Extracted records:
** BEGIN **

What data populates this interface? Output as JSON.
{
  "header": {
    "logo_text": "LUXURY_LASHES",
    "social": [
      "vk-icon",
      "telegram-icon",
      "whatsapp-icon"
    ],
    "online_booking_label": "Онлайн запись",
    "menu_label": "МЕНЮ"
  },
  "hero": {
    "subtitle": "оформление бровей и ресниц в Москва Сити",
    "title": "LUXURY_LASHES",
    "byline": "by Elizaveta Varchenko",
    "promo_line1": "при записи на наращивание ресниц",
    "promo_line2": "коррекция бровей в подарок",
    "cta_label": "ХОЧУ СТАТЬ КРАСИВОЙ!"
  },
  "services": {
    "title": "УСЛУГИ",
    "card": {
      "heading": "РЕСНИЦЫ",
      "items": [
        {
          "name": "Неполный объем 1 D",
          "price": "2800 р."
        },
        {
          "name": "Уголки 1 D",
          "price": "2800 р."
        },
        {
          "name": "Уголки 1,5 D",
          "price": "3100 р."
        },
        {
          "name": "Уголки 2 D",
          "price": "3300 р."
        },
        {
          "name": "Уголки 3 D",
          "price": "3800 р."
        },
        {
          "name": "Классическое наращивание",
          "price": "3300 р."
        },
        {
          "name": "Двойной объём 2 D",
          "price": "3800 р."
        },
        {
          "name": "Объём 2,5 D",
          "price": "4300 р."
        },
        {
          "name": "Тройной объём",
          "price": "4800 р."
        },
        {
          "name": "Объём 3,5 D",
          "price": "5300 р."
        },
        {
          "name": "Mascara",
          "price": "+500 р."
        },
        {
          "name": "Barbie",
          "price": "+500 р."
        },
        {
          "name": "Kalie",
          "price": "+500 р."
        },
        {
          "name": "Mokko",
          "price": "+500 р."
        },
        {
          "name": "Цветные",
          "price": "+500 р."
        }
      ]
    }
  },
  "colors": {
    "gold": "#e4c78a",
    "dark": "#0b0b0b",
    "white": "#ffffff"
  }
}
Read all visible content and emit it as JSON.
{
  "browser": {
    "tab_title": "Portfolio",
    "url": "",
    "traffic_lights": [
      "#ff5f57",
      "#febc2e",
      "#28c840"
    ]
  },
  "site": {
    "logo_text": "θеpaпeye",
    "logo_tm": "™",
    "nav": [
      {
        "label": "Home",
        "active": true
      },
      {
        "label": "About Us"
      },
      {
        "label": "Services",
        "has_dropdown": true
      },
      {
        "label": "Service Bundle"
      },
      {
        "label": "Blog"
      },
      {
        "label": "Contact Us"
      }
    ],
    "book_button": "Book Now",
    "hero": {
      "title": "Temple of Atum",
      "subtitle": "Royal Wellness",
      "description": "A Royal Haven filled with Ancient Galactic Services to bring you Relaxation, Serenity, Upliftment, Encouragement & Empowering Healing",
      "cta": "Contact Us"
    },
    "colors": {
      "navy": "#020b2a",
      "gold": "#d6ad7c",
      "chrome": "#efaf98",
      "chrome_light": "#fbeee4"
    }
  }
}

** END **

With both ends included, please retype exactly the lines from the line containing "Read all visible content and emit it as JSON." to the final line of the data.

Read all visible content and emit it as JSON.
{
  "browser": {
    "tab_title": "Portfolio",
    "url": "",
    "traffic_lights": [
      "#ff5f57",
      "#febc2e",
      "#28c840"
    ]
  },
  "site": {
    "logo_text": "θеpaпeye",
    "logo_tm": "™",
    "nav": [
      {
        "label": "Home",
        "active": true
      },
      {
        "label": "About Us"
      },
      {
        "label": "Services",
        "has_dropdown": true
      },
      {
        "label": "Service Bundle"
      },
      {
        "label": "Blog"
      },
      {
        "label": "Contact Us"
      }
    ],
    "book_button": "Book Now",
    "hero": {
      "title": "Temple of Atum",
      "subtitle": "Royal Wellness",
      "description": "A Royal Haven filled with Ancient Galactic Services to bring you Relaxation, Serenity, Upliftment, Encouragement & Empowering Healing",
      "cta": "Contact Us"
    },
    "colors": {
      "navy": "#020b2a",
      "gold": "#d6ad7c",
      "chrome": "#efaf98",
      "chrome_light": "#fbeee4"
    }
  }
}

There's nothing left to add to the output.